Material supplied:

..........

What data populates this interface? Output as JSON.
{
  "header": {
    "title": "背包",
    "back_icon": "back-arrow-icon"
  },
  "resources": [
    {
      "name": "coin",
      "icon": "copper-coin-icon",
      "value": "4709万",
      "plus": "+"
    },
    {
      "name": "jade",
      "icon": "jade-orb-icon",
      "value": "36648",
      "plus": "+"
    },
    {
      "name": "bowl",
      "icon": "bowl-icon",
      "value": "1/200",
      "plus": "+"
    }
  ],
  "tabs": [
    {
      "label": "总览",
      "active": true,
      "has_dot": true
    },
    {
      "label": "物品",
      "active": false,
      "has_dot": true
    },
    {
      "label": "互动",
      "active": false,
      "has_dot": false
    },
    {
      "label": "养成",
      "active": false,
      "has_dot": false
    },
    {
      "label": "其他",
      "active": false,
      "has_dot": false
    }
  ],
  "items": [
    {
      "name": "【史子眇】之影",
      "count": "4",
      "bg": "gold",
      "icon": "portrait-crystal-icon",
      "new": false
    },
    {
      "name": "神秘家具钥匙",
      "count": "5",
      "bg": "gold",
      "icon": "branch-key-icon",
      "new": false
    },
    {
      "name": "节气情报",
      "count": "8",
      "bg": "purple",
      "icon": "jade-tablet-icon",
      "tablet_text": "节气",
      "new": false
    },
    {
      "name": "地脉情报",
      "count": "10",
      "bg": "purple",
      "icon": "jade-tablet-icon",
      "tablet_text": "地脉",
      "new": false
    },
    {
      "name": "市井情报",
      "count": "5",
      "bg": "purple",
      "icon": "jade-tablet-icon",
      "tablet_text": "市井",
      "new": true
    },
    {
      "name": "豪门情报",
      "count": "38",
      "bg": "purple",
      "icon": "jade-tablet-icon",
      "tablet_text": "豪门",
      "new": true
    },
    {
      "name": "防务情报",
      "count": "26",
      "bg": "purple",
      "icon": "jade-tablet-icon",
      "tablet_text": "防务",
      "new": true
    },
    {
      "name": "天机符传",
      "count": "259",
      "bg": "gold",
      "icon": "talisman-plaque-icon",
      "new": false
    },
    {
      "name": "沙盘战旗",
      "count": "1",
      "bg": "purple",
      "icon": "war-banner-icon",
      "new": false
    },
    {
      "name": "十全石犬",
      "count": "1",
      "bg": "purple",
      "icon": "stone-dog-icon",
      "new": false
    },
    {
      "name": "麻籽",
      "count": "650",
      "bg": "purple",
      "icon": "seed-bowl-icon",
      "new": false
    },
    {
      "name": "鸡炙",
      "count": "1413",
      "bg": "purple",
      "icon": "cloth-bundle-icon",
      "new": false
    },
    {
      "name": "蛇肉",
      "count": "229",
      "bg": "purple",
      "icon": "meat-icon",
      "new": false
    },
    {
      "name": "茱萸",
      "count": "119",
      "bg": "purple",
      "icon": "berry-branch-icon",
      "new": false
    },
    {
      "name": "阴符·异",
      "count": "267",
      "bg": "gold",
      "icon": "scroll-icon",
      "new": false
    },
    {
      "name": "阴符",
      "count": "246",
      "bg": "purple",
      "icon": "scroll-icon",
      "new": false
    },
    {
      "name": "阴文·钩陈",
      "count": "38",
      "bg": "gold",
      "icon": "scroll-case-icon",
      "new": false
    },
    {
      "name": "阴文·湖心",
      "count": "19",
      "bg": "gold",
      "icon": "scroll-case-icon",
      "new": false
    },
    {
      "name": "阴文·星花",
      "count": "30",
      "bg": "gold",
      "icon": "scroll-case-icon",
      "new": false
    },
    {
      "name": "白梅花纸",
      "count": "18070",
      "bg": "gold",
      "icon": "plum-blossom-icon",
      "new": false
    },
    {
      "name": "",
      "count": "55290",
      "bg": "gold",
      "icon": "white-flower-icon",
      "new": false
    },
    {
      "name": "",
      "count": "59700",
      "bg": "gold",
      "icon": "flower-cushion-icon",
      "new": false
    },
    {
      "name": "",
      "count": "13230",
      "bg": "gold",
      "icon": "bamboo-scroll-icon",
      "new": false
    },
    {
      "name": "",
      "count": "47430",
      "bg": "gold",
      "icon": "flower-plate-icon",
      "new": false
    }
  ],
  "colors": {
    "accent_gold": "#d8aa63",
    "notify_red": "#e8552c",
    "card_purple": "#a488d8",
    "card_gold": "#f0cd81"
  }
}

..........

Do this: Lines holding the word "flower" should be counted across the entries; state only how many there are.

Correct answer: 3